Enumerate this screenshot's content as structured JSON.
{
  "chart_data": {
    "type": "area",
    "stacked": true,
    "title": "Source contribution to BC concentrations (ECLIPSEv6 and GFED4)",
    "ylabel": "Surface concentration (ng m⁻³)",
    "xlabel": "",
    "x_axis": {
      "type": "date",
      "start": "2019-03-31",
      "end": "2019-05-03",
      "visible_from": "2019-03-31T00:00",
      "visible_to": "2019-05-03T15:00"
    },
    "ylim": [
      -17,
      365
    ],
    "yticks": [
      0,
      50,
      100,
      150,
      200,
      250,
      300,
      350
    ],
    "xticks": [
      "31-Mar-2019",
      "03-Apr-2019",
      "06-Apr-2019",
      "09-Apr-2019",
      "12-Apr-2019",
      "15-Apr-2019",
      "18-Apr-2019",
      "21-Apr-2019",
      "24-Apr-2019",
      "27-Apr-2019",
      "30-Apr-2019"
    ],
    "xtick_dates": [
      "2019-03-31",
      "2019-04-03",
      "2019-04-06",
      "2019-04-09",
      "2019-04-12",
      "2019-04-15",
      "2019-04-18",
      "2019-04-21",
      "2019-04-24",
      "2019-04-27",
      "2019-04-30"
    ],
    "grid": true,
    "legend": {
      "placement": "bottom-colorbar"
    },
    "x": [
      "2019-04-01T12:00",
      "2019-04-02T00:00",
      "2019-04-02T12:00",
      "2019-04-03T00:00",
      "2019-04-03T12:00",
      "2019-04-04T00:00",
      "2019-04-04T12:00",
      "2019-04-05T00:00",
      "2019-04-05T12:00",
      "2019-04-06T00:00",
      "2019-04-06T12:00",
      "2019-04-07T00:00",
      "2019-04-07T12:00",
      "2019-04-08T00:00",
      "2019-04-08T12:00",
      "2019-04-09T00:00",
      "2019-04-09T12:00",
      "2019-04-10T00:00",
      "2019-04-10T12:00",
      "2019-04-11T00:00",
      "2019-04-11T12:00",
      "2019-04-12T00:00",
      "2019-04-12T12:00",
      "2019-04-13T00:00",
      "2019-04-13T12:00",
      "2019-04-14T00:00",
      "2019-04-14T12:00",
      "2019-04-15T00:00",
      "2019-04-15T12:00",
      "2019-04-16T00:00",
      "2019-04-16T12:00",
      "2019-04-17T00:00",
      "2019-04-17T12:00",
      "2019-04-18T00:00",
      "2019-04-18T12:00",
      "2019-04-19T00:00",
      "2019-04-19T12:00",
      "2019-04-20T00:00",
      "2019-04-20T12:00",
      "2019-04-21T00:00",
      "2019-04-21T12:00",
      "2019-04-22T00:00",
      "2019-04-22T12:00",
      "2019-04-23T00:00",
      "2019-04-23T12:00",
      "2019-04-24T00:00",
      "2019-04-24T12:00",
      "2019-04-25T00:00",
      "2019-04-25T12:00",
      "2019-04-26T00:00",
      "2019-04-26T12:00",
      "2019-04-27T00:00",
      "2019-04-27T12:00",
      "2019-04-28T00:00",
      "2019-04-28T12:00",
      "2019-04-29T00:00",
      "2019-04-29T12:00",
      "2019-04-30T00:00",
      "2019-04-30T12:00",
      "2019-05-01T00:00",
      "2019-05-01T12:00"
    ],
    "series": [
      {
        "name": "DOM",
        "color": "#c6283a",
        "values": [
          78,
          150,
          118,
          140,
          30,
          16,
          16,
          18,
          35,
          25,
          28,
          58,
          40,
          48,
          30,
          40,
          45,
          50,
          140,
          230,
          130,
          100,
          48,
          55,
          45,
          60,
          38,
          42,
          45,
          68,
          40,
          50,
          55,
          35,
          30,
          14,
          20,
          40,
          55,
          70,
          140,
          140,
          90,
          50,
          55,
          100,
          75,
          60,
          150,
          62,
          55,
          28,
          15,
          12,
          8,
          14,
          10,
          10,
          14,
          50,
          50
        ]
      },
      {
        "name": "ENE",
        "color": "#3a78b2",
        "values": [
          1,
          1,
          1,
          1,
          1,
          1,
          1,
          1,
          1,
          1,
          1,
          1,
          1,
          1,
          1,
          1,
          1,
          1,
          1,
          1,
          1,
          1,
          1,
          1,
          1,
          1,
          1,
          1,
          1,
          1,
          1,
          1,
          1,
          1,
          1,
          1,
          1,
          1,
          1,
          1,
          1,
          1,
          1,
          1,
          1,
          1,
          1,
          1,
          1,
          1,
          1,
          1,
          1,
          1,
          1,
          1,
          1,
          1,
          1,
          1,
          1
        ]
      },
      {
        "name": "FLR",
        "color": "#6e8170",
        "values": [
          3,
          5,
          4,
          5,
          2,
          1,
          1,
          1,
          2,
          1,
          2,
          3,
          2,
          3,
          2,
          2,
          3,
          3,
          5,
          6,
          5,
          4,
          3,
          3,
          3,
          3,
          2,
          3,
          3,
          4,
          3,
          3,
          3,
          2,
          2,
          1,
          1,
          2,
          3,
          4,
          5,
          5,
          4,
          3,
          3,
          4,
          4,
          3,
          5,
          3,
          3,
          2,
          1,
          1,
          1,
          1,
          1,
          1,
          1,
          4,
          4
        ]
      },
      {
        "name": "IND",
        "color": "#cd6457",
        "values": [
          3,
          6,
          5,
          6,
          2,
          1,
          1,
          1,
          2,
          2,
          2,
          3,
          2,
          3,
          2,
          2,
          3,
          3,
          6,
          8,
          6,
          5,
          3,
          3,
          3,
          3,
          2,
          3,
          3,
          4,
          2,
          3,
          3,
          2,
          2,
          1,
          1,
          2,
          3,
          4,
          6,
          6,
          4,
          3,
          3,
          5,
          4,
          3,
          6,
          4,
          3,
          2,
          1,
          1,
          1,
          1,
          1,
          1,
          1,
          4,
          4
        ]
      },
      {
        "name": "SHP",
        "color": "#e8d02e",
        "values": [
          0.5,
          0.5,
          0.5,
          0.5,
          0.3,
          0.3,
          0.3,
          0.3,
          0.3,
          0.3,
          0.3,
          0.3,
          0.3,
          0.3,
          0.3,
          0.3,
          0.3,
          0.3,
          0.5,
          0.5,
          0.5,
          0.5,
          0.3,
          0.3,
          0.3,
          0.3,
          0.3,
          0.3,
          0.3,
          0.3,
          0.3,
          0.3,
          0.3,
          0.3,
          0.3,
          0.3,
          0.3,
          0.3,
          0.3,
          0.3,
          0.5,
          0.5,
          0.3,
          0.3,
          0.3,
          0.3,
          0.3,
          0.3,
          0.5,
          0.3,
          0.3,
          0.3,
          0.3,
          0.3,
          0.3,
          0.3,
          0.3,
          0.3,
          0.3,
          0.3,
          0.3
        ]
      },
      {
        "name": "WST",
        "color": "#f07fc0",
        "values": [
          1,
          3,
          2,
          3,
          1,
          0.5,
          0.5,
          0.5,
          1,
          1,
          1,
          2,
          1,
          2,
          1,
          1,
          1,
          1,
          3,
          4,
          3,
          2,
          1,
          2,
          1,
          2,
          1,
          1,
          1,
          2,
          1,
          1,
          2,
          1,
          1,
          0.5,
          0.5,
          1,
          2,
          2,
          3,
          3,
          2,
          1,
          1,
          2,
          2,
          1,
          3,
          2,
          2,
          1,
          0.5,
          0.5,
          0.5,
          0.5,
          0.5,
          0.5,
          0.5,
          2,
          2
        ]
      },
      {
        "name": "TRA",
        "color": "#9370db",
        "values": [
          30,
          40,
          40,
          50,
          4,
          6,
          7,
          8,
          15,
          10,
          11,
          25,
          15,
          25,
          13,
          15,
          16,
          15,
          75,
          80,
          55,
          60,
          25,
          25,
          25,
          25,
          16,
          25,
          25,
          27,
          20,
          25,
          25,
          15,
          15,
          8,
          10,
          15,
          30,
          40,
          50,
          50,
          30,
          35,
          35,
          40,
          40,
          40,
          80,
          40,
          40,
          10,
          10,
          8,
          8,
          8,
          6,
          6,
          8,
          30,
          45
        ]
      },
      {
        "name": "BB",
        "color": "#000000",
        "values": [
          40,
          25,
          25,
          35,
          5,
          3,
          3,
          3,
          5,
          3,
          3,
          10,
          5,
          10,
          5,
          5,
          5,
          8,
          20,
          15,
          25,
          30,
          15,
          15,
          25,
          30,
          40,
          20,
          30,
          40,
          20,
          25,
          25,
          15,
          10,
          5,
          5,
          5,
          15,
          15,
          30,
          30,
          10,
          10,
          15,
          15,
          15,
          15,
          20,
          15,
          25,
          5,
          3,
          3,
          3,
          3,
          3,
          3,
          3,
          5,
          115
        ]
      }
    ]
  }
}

#### [Task requirements]
Take every line containing the word "name" and copy it.

#### [Full answer]
        "name": "DOM",
        "name": "ENE",
        "name": "FLR",
        "name": "IND",
        "name": "SHP",
        "name": "WST",
        "name": "TRA",
        "name": "BB",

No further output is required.